Dataset listings of figures
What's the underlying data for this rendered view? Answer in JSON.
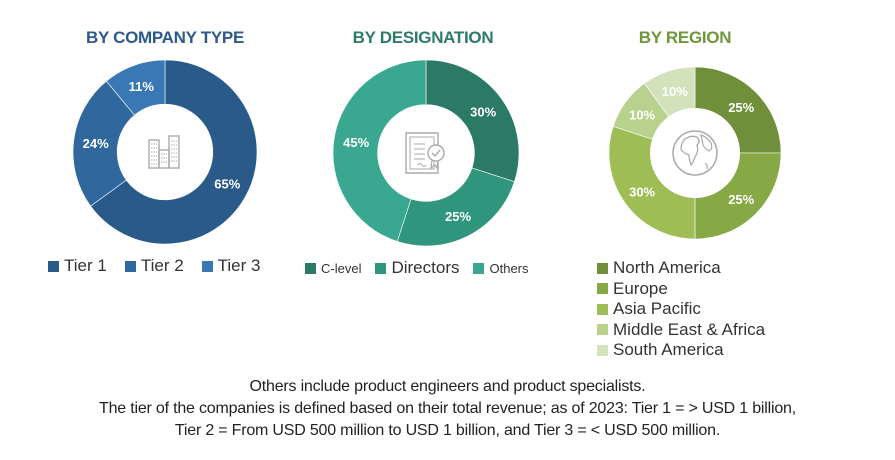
{
  "chart_data": [
    {
      "type": "pie",
      "title": "BY COMPANY TYPE",
      "title_color": "#2c5a8c",
      "center_icon": "buildings-icon",
      "categories": [
        "Tier 1",
        "Tier 2",
        "Tier 3"
      ],
      "values": [
        65,
        24,
        11
      ],
      "labels": [
        "65%",
        "24%",
        "11%"
      ],
      "colors": [
        "#2a5a8a",
        "#30689e",
        "#3a78b5"
      ],
      "legend": "bottom"
    },
    {
      "type": "pie",
      "title": "BY DESIGNATION",
      "title_color": "#2d7b6a",
      "center_icon": "certificate-icon",
      "categories": [
        "C-level",
        "Directors",
        "Others"
      ],
      "values": [
        30,
        25,
        45
      ],
      "labels": [
        "30%",
        "25%",
        "45%"
      ],
      "colors": [
        "#2a7a66",
        "#2f957c",
        "#3aa891"
      ],
      "legend": "bottom"
    },
    {
      "type": "pie",
      "title": "BY REGION",
      "title_color": "#6e963a",
      "center_icon": "globe-icon",
      "categories": [
        "North America",
        "Europe",
        "Asia Pacific",
        "Middle East & Africa",
        "South America"
      ],
      "values": [
        25,
        25,
        30,
        10,
        10
      ],
      "labels": [
        "25%",
        "25%",
        "30%",
        "10%",
        "10%"
      ],
      "colors": [
        "#6f8f3a",
        "#86a845",
        "#9ebe55",
        "#b8d18c",
        "#d3e2bb"
      ],
      "legend": "bottom"
    }
  ],
  "footnote": {
    "line1": "Others include product engineers and product specialists.",
    "line2": "The tier of the companies is defined based on their total revenue; as of 2023: Tier 1 = > USD 1 billion,",
    "line3": "Tier 2 = From USD 500 million to USD 1 billion, and Tier 3 = < USD 500 million."
  }
}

◆ AIM OF THE EXERCISE ◆
Copy all the entries word for word. Omit any pictures.

◆ PROBLEM SOLUTION ◆
What's the underlying data for this rendered view? Answer in JSON.
{
  "chart_data": [
    {
      "type": "pie",
      "title": "BY COMPANY TYPE",
      "title_color": "#2c5a8c",
      "center_icon": "buildings-icon",
      "categories": [
        "Tier 1",
        "Tier 2",
        "Tier 3"
      ],
      "values": [
        65,
        24,
        11
      ],
      "labels": [
        "65%",
        "24%",
        "11%"
      ],
      "colors": [
        "#2a5a8a",
        "#30689e",
        "#3a78b5"
      ],
      "legend": "bottom"
    },
    {
      "type": "pie",
      "title": "BY DESIGNATION",
      "title_color": "#2d7b6a",
      "center_icon": "certificate-icon",
      "categories": [
        "C-level",
        "Directors",
        "Others"
      ],
      "values": [
        30,
        25,
        45
      ],
      "labels": [
        "30%",
        "25%",
        "45%"
      ],
      "colors": [
        "#2a7a66",
        "#2f957c",
        "#3aa891"
      ],
      "legend": "bottom"
    },
    {
      "type": "pie",
      "title": "BY REGION",
      "title_color": "#6e963a",
      "center_icon": "globe-icon",
      "categories": [
        "North America",
        "Europe",
        "Asia Pacific",
        "Middle East & Africa",
        "South America"
      ],
      "values": [
        25,
        25,
        30,
        10,
        10
      ],
      "labels": [
        "25%",
        "25%",
        "30%",
        "10%",
        "10%"
      ],
      "colors": [
        "#6f8f3a",
        "#86a845",
        "#9ebe55",
        "#b8d18c",
        "#d3e2bb"
      ],
      "legend": "bottom"
    }
  ],
  "footnote": {
    "line1": "Others include product engineers and product specialists.",
    "line2": "The tier of the companies is defined based on their total revenue; as of 2023: Tier 1 = > USD 1 billion,",
    "line3": "Tier 2 = From USD 500 million to USD 1 billion, and Tier 3 = < USD 500 million."
  }
}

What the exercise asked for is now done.